◆ Given instruction ◆
Copy the data below exactly, omitting any picture it contains.

* * * *

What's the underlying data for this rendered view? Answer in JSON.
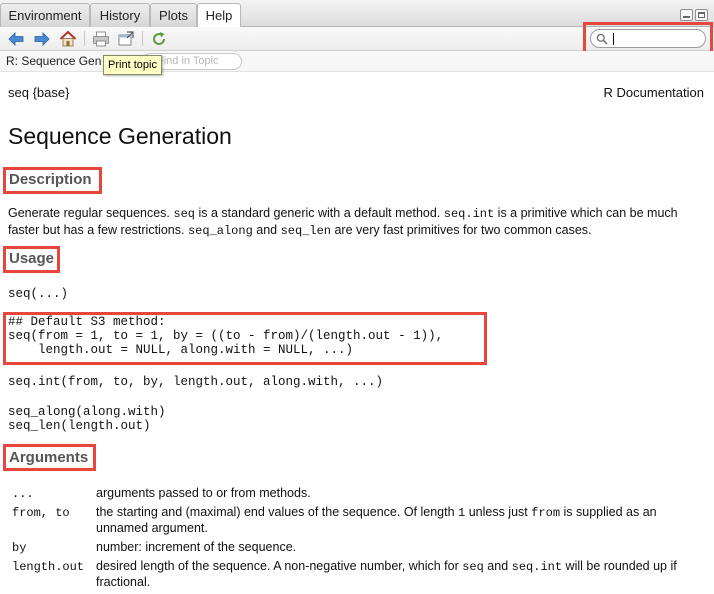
{
  "tabs": [
    {
      "label": "Environment"
    },
    {
      "label": "History"
    },
    {
      "label": "Plots"
    },
    {
      "label": "Help"
    }
  ],
  "toolbar": {
    "icons": [
      "back-arrow-icon",
      "forward-arrow-icon",
      "home-icon",
      "print-icon",
      "open-in-new-window-icon",
      "refresh-icon"
    ],
    "search_value": ""
  },
  "topic": {
    "title": "R: Sequence Generation",
    "find_placeholder": "Find in Topic",
    "tooltip": "Print topic"
  },
  "doc": {
    "package": "seq {base}",
    "doc_label": "R Documentation",
    "title": "Sequence Generation",
    "description_heading": "Description",
    "description": [
      {
        "t": "Generate regular sequences. "
      },
      {
        "c": "seq"
      },
      {
        "t": " is a standard generic with a default method. "
      },
      {
        "c": "seq.int"
      },
      {
        "t": " is a primitive which can be much faster but has a few restrictions. "
      },
      {
        "c": "seq_along"
      },
      {
        "t": " and "
      },
      {
        "c": "seq_len"
      },
      {
        "t": " are very fast primitives for two common cases."
      }
    ],
    "usage_heading": "Usage",
    "usage": [
      "seq(...)",
      "## Default S3 method:\nseq(from = 1, to = 1, by = ((to - from)/(length.out - 1)),\n    length.out = NULL, along.with = NULL, ...)",
      "seq.int(from, to, by, length.out, along.with, ...)",
      "seq_along(along.with)\nseq_len(length.out)"
    ],
    "arguments_heading": "Arguments",
    "arguments": [
      {
        "name": "...",
        "desc": [
          {
            "t": "arguments passed to or from methods."
          }
        ]
      },
      {
        "name": "from, to",
        "desc": [
          {
            "t": "the starting and (maximal) end values of the sequence. Of length "
          },
          {
            "c": "1"
          },
          {
            "t": " unless just "
          },
          {
            "c": "from"
          },
          {
            "t": " is supplied as an unnamed argument."
          }
        ]
      },
      {
        "name": "by",
        "desc": [
          {
            "t": "number: increment of the sequence."
          }
        ]
      },
      {
        "name": "length.out",
        "desc": [
          {
            "t": "desired length of the sequence. A non-negative number, which for "
          },
          {
            "c": "seq"
          },
          {
            "t": " and "
          },
          {
            "c": "seq.int"
          },
          {
            "t": " will be rounded up if fractional."
          }
        ]
      }
    ]
  },
  "highlight_color": "#e8453c"
}
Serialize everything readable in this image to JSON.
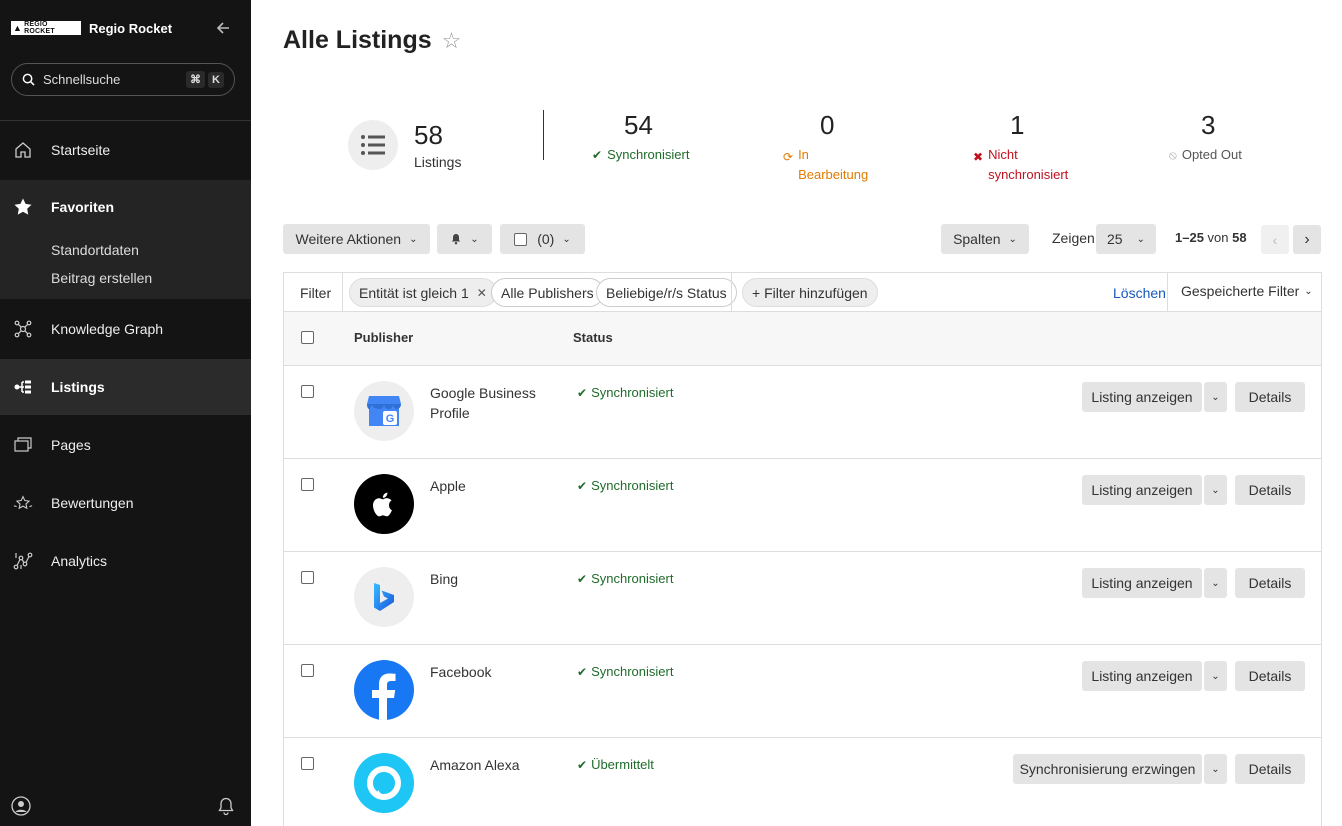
{
  "sidebar": {
    "brand_logo_text": "REGIO ROCKET",
    "brand_name": "Regio Rocket",
    "search_placeholder": "Schnellsuche",
    "shortcut_key1": "⌘",
    "shortcut_key2": "K",
    "nav": [
      {
        "label": "Startseite",
        "icon": "home-icon"
      },
      {
        "label": "Favoriten",
        "icon": "star-icon"
      },
      {
        "label": "Knowledge Graph",
        "icon": "graph-icon"
      },
      {
        "label": "Listings",
        "icon": "listings-icon"
      },
      {
        "label": "Pages",
        "icon": "pages-icon"
      },
      {
        "label": "Bewertungen",
        "icon": "reviews-icon"
      },
      {
        "label": "Analytics",
        "icon": "analytics-icon"
      }
    ],
    "favorites": [
      "Standortdaten",
      "Beitrag erstellen"
    ]
  },
  "header": {
    "title": "Alle Listings"
  },
  "stats": {
    "total": {
      "value": "58",
      "label": "Listings"
    },
    "synced": {
      "value": "54",
      "label": "Synchronisiert",
      "color": "#1f6b2a"
    },
    "processing": {
      "value": "0",
      "label_line1": "In",
      "label_line2": "Bearbeitung",
      "color": "#e07b00"
    },
    "not_synced": {
      "value": "1",
      "label_line1": "Nicht",
      "label_line2": "synchronisiert",
      "color": "#c0101e"
    },
    "opted_out": {
      "value": "3",
      "label": "Opted Out",
      "color": "#555555"
    }
  },
  "toolbar": {
    "more_actions": "Weitere Aktionen",
    "selected_count": "(0)",
    "columns": "Spalten",
    "show_label": "Zeigen",
    "page_size": "25",
    "range": "1–25",
    "of": "von",
    "total": "58"
  },
  "filters": {
    "label": "Filter",
    "chips": [
      "Entität ist gleich 1",
      "Alle Publishers",
      "Beliebige/r/s Status"
    ],
    "add": "+ Filter hinzufügen",
    "clear": "Löschen",
    "saved": "Gespeicherte Filter"
  },
  "table": {
    "col_publisher": "Publisher",
    "col_status": "Status",
    "rows": [
      {
        "publisher": "Google Business Profile",
        "status": "Synchronisiert",
        "action": "Listing anzeigen",
        "details": "Details",
        "logo": "google-business-icon"
      },
      {
        "publisher": "Apple",
        "status": "Synchronisiert",
        "action": "Listing anzeigen",
        "details": "Details",
        "logo": "apple-icon"
      },
      {
        "publisher": "Bing",
        "status": "Synchronisiert",
        "action": "Listing anzeigen",
        "details": "Details",
        "logo": "bing-icon"
      },
      {
        "publisher": "Facebook",
        "status": "Synchronisiert",
        "action": "Listing anzeigen",
        "details": "Details",
        "logo": "facebook-icon"
      },
      {
        "publisher": "Amazon Alexa",
        "status": "Übermittelt",
        "action": "Synchronisierung erzwingen",
        "details": "Details",
        "logo": "alexa-icon"
      }
    ]
  },
  "colors": {
    "sidebar_bg": "#141414",
    "link": "#1558c0",
    "success": "#1f6b2a"
  }
}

* * * *

◆ Response for this exercise ◆
What's the underlying data for this rendered view? Answer in JSON.
{
  "tabs": [
    {
      "label": "Environment"
    },
    {
      "label": "History"
    },
    {
      "label": "Plots"
    },
    {
      "label": "Help"
    }
  ],
  "toolbar": {
    "icons": [
      "back-arrow-icon",
      "forward-arrow-icon",
      "home-icon",
      "print-icon",
      "open-in-new-window-icon",
      "refresh-icon"
    ],
    "search_value": ""
  },
  "topic": {
    "title": "R: Sequence Generation",
    "find_placeholder": "Find in Topic",
    "tooltip": "Print topic"
  },
  "doc": {
    "package": "seq {base}",
    "doc_label": "R Documentation",
    "title": "Sequence Generation",
    "description_heading": "Description",
    "description": [
      {
        "t": "Generate regular sequences. "
      },
      {
        "c": "seq"
      },
      {
        "t": " is a standard generic with a default method. "
      },
      {
        "c": "seq.int"
      },
      {
        "t": " is a primitive which can be much faster but has a few restrictions. "
      },
      {
        "c": "seq_along"
      },
      {
        "t": " and "
      },
      {
        "c": "seq_len"
      },
      {
        "t": " are very fast primitives for two common cases."
      }
    ],
    "usage_heading": "Usage",
    "usage": [
      "seq(...)",
      "## Default S3 method:\nseq(from = 1, to = 1, by = ((to - from)/(length.out - 1)),\n    length.out = NULL, along.with = NULL, ...)",
      "seq.int(from, to, by, length.out, along.with, ...)",
      "seq_along(along.with)\nseq_len(length.out)"
    ],
    "arguments_heading": "Arguments",
    "arguments": [
      {
        "name": "...",
        "desc": [
          {
            "t": "arguments passed to or from methods."
          }
        ]
      },
      {
        "name": "from, to",
        "desc": [
          {
            "t": "the starting and (maximal) end values of the sequence. Of length "
          },
          {
            "c": "1"
          },
          {
            "t": " unless just "
          },
          {
            "c": "from"
          },
          {
            "t": " is supplied as an unnamed argument."
          }
        ]
      },
      {
        "name": "by",
        "desc": [
          {
            "t": "number: increment of the sequence."
          }
        ]
      },
      {
        "name": "length.out",
        "desc": [
          {
            "t": "desired length of the sequence. A non-negative number, which for "
          },
          {
            "c": "seq"
          },
          {
            "t": " and "
          },
          {
            "c": "seq.int"
          },
          {
            "t": " will be rounded up if fractional."
          }
        ]
      }
    ]
  },
  "highlight_color": "#e8453c"
}
Serialize everything readable in this image to JSON.
{
  "sidebar": {
    "brand_logo_text": "REGIO ROCKET",
    "brand_name": "Regio Rocket",
    "search_placeholder": "Schnellsuche",
    "shortcut_key1": "⌘",
    "shortcut_key2": "K",
    "nav": [
      {
        "label": "Startseite",
        "icon": "home-icon"
      },
      {
        "label": "Favoriten",
        "icon": "star-icon"
      },
      {
        "label": "Knowledge Graph",
        "icon": "graph-icon"
      },
      {
        "label": "Listings",
        "icon": "listings-icon"
      },
      {
        "label": "Pages",
        "icon": "pages-icon"
      },
      {
        "label": "Bewertungen",
        "icon": "reviews-icon"
      },
      {
        "label": "Analytics",
        "icon": "analytics-icon"
      }
    ],
    "favorites": [
      "Standortdaten",
      "Beitrag erstellen"
    ]
  },
  "header": {
    "title": "Alle Listings"
  },
  "stats": {
    "total": {
      "value": "58",
      "label": "Listings"
    },
    "synced": {
      "value": "54",
      "label": "Synchronisiert",
      "color": "#1f6b2a"
    },
    "processing": {
      "value": "0",
      "label_line1": "In",
      "label_line2": "Bearbeitung",
      "color": "#e07b00"
    },
    "not_synced": {
      "value": "1",
      "label_line1": "Nicht",
      "label_line2": "synchronisiert",
      "color": "#c0101e"
    },
    "opted_out": {
      "value": "3",
      "label": "Opted Out",
      "color": "#555555"
    }
  },
  "toolbar": {
    "more_actions": "Weitere Aktionen",
    "selected_count": "(0)",
    "columns": "Spalten",
    "show_label": "Zeigen",
    "page_size": "25",
    "range": "1–25",
    "of": "von",
    "total": "58"
  },
  "filters": {
    "label": "Filter",
    "chips": [
      "Entität ist gleich 1",
      "Alle Publishers",
      "Beliebige/r/s Status"
    ],
    "add": "+ Filter hinzufügen",
    "clear": "Löschen",
    "saved": "Gespeicherte Filter"
  },
  "table": {
    "col_publisher": "Publisher",
    "col_status": "Status",
    "rows": [
      {
        "publisher": "Google Business Profile",
        "status": "Synchronisiert",
        "action": "Listing anzeigen",
        "details": "Details",
        "logo": "google-business-icon"
      },
      {
        "publisher": "Apple",
        "status": "Synchronisiert",
        "action": "Listing anzeigen",
        "details": "Details",
        "logo": "apple-icon"
      },
      {
        "publisher": "Bing",
        "status": "Synchronisiert",
        "action": "Listing anzeigen",
        "details": "Details",
        "logo": "bing-icon"
      },
      {
        "publisher": "Facebook",
        "status": "Synchronisiert",
        "action": "Listing anzeigen",
        "details": "Details",
        "logo": "facebook-icon"
      },
      {
        "publisher": "Amazon Alexa",
        "status": "Übermittelt",
        "action": "Synchronisierung erzwingen",
        "details": "Details",
        "logo": "alexa-icon"
      }
    ]
  },
  "colors": {
    "sidebar_bg": "#141414",
    "link": "#1558c0",
    "success": "#1f6b2a"
  }
}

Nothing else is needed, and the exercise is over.